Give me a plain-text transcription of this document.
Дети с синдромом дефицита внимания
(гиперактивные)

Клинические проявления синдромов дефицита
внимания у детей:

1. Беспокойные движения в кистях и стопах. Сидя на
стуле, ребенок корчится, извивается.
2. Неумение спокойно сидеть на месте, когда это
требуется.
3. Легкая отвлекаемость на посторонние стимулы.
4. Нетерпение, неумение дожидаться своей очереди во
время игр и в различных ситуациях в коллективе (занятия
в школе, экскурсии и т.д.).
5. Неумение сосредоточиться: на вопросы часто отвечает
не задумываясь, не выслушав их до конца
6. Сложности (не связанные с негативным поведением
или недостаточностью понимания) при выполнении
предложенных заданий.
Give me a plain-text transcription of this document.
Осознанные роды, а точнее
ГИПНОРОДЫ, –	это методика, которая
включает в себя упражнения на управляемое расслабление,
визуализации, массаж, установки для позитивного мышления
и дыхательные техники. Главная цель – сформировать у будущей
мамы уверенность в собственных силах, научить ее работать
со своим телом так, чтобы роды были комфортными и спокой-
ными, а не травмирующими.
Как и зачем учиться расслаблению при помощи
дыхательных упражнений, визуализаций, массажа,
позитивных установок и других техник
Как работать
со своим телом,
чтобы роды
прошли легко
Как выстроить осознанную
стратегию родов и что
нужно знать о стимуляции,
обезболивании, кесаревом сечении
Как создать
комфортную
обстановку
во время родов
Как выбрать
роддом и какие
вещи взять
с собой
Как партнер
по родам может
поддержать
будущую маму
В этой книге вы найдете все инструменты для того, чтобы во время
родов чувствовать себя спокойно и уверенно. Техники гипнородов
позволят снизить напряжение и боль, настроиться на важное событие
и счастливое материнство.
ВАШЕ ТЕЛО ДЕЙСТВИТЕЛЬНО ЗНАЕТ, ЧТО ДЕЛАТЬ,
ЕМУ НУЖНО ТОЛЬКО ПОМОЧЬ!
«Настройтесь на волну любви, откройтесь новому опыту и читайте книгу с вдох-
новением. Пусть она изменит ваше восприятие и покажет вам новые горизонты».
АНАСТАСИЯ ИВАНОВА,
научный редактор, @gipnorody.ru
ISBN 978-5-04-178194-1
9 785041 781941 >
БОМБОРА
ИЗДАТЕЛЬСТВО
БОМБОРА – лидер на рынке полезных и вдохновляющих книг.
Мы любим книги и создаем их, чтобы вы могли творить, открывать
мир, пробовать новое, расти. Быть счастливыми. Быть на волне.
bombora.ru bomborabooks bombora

_Direction_:
Tally every line of the data that holds the word "спокойно" and write the count alone.

_Task output_:
2